● Passage shown:
'''

D.Consultant acknowledges that he is responsible for payment of any income, payroll or social taxes that may accrue under law by reason of the services to be provided hereunder. Further, Consultant will comply with all taxing authorities, regulations and laws, and will indemnify and hold the Company harmless for any claims or loss sustained by the Company because of his breach of any covenant contained in this Section 1.D. Notwithstanding the foregoing, the Company may withhold any income, payroll or social taxes if required by any taxing authorities, regulations or laws.

E.Consultant acknowledges that since he is not an active employee of the Company, he is neither entitled nor eligible to participate in any employee benefit plans of the Company or any affiliate on account of his service as a Consultant and he hereby waives any claim to participate in such plans based on his services under this Agreement. Notwithstanding the foregoing, nothing in this Agreement shall prohibit Consultant from receiving any benefit to which he is entitled or participating in any plan for which he is eligible as a result of his prior service as an employee of the Company.

F.Nothing in this Agreement shall be construed to conflict or interfere in any way with Consultant's performance of his obligations as a witness in any litigation matters relating to Consultant's services under this Agreement or his past services as an active employee of the Company. It is further understood that the provisions herein shall be subject to any legal obligations of the Consultant as a witness arising under the laws of the relevant jurisdiction in which the Consultant may appear as a witness pursuant to this Agreement or under any lawful decisions of the courts of such jurisdiction.







2.Compensation.

A.    Consulting Fee. The Company shall pay Consultant a fee for the performance of services under this Agreement (the “Consulting Fee”) in the amount of $10,000, which shall be payable in a single lump sum payment within ten (10) days of the expiration of the Term.

B.    Expenses.

(i)The Company shall reimburse Consultant for all reasonable expenses actually incurred or paid by him during the Term in the performance of his services hereunder upon presentation of such expense statements, vouchers or such other supporting information as the Company may reasonably require in accordance with Company policy. The Company specifically agrees to reimburse Consultant for the cost of business-class airfare and reasonable expenses incurred for hotel accommodations, meals and other expenses related to travel undertaken in connection with the performance of services under this Agreement. The timing of any such reimbursement shall be determined in accordance with Company policy.

'''

● Entries supplied:
'''

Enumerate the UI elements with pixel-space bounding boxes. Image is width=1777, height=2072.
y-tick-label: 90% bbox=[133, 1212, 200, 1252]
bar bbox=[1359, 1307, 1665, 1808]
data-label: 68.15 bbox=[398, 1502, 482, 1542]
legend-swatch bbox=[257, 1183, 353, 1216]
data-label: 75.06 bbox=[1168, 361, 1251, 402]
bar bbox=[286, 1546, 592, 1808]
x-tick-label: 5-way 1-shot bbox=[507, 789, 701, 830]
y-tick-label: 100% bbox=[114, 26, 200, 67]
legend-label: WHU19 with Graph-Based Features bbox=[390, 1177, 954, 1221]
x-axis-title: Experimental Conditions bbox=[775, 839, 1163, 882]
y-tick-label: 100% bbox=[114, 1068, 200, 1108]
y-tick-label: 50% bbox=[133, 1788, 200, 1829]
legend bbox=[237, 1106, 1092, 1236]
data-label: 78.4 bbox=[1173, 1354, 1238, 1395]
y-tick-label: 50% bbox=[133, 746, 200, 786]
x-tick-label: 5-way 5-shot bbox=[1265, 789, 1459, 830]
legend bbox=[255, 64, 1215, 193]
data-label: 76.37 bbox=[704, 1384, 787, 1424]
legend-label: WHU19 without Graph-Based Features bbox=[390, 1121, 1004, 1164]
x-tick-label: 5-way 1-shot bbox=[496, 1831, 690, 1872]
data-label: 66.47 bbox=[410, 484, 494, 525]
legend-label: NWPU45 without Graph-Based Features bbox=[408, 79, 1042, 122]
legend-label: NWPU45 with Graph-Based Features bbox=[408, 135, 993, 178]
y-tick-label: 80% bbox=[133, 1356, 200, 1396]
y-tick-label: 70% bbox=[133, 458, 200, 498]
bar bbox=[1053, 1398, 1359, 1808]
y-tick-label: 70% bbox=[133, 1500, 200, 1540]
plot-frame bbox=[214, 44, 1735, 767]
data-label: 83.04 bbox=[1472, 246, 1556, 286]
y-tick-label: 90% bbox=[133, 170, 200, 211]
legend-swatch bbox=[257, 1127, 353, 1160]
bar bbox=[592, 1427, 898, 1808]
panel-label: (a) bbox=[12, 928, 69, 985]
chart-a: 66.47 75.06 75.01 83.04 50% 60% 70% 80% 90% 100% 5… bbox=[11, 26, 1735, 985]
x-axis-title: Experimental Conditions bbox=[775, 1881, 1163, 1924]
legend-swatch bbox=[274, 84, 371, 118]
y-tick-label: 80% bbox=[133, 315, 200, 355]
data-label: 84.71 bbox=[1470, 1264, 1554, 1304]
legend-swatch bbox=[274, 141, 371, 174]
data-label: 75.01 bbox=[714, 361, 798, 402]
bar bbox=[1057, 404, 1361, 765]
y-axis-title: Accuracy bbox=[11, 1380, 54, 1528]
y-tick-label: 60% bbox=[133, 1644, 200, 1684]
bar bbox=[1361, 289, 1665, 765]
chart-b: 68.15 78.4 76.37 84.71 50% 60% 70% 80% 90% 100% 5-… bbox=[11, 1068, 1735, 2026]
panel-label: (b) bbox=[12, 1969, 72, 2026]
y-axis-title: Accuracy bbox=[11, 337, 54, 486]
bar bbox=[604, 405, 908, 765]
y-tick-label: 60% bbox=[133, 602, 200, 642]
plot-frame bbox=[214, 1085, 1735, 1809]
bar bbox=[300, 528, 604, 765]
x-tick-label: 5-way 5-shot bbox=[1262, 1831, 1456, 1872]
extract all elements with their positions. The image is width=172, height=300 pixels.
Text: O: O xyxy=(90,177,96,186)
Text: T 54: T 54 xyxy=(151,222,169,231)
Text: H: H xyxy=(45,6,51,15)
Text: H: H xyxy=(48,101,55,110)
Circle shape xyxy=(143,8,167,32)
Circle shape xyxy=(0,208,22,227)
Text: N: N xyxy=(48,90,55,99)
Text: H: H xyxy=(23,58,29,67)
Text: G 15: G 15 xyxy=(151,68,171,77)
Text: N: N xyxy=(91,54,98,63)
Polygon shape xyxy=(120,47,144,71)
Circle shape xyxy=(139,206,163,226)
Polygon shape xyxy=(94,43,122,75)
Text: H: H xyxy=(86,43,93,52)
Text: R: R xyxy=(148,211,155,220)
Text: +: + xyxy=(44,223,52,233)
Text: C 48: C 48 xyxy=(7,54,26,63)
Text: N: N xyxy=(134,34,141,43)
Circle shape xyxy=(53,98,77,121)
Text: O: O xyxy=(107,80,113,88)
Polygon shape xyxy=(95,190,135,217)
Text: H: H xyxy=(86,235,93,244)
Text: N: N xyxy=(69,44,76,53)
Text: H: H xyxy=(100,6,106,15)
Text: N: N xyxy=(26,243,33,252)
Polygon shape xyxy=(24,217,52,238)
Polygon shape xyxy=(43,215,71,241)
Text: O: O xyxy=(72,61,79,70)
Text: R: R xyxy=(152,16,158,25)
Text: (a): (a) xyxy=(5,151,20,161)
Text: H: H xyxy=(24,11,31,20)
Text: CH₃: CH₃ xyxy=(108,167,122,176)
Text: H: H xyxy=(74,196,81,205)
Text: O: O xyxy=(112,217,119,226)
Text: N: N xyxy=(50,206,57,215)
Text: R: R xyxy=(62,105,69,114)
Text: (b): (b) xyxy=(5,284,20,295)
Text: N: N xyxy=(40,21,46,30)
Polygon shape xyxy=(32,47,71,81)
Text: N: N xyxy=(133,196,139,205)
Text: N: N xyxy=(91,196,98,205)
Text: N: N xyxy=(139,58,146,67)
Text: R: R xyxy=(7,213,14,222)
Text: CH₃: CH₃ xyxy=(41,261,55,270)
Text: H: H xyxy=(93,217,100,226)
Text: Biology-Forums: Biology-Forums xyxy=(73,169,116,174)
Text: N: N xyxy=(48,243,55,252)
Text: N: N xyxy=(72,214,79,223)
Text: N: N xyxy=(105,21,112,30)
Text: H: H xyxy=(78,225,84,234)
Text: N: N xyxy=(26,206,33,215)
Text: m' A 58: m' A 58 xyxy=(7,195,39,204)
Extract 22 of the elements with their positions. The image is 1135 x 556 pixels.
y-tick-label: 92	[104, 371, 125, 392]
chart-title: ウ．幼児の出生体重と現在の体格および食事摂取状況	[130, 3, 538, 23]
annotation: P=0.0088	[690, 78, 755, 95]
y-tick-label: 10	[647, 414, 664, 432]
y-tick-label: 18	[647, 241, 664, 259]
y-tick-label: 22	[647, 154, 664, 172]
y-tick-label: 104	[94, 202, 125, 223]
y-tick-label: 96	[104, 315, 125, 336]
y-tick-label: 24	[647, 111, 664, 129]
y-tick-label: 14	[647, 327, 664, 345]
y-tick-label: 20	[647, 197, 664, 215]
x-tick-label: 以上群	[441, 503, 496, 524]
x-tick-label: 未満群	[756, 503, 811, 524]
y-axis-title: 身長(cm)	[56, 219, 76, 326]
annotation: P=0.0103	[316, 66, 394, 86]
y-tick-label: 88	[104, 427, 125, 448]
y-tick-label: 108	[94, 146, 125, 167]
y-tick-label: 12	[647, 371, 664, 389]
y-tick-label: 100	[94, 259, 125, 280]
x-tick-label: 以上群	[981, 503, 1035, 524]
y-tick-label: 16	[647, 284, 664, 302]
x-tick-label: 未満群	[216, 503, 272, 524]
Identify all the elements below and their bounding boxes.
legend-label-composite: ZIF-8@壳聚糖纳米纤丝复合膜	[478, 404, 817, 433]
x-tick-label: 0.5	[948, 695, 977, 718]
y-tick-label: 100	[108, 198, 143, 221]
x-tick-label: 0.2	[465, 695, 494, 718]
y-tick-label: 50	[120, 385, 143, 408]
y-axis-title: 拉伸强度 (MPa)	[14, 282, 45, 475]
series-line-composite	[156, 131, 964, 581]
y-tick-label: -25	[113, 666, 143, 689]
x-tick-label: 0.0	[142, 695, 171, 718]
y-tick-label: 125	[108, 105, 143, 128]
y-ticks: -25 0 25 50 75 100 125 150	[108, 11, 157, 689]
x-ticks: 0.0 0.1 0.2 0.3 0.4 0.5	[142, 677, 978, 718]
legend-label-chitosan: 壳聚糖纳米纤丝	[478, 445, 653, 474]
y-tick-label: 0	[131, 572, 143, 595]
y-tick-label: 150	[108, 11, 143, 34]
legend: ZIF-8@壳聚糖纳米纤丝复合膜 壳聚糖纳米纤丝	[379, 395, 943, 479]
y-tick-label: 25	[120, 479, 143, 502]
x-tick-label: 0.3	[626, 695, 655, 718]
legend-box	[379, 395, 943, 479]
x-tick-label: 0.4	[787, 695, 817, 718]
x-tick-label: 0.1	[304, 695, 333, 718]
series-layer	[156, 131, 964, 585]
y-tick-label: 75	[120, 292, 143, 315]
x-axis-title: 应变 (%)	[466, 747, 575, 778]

'''

● Assignment:
Continue the consulting agreement from its last sentence, on the timing of expense reimbursement.

● Answer section:
(ii)Notwithstanding any provision of this Agreement to the contrary and contingent upon Consultant's presentation of such supporting information as the Company may reasonably require, the Company shall reimburse Consultant for (i) the amount of any personal income tax liability to the Norwegian tax authorities which may arise in connection with his performance of services under the terms of this Agreement and (ii) the reasonable cost of any tax preparation services actually utilized by Consultant to determine the extent of such tax liability. Consultant shall satisfy any such tax liability by direct and timely payment of all amounts due and owing to the Norwegian tax authorities in accordance with applicable law and the Company assumes no responsibility for withholding, transmitting or otherwise arranging for the payment of any such amounts. Consultant shall be entitled to claim any foreign tax credit available in connection with the satisfaction of any tax liability under the Internal Revenue Code of 1986, as amended. The timing of any reimbursements under this Section 2(b)(ii) shall be determined in accordance with Company policy.
    
3.Notices. All notices and other communications hereunder shall be in writing and shall be given (and shall be deemed to have been duly given upon receipt) by delivery in person, by registered or certified mail (return receipt requested and with postage prepaid thereon) or by facsimile transmission to the respective parties at the following addresses (or at such other address as either party shall have previously furnished to the other in accordance with the terms of this Section 6):

if to the Company:

Transocean Offshore Deepwater Drilling Inc.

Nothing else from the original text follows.